■ **Input records**:

++++

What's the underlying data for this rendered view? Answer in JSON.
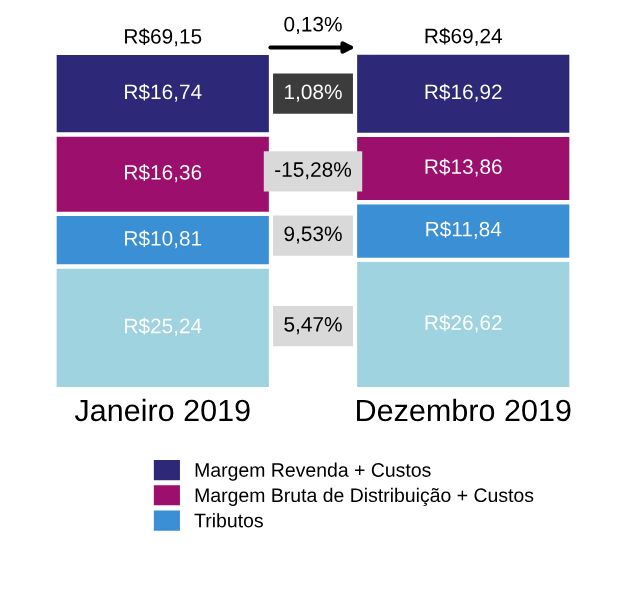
{
  "chart_data": {
    "type": "bar",
    "stacked": true,
    "categories": [
      "Janeiro 2019",
      "Dezembro 2019"
    ],
    "series": [
      {
        "color": "#9fd3e0",
        "values": [
          25.24,
          26.62
        ],
        "value_labels": [
          "R$25,24",
          "R$26,62"
        ]
      },
      {
        "name": "Tributos",
        "color": "#3b8fd4",
        "values": [
          10.81,
          11.84
        ],
        "value_labels": [
          "R$10,81",
          "R$11,84"
        ]
      },
      {
        "name": "Margem Bruta de Distribuição + Custos",
        "color": "#9c0f6c",
        "values": [
          16.36,
          13.86
        ],
        "value_labels": [
          "R$16,36",
          "R$13,86"
        ]
      },
      {
        "name": "Margem Revenda + Custos",
        "color": "#2d2878",
        "values": [
          16.74,
          16.92
        ],
        "value_labels": [
          "R$16,74",
          "R$16,92"
        ]
      }
    ],
    "totals": [
      "R$69,15",
      "R$69,24"
    ],
    "annotations": [
      "0,13%",
      "1,08%",
      "-15,28%",
      "9,53%",
      "5,47%"
    ],
    "legend": "bottom",
    "grid": false
  }
}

++++

■ **Brief**: Pick out each line above that includes "Margem" and show it.

■ **Full solution**:
        "name": "Margem Bruta de Distribuição + Custos",
        "name": "Margem Revenda + Custos",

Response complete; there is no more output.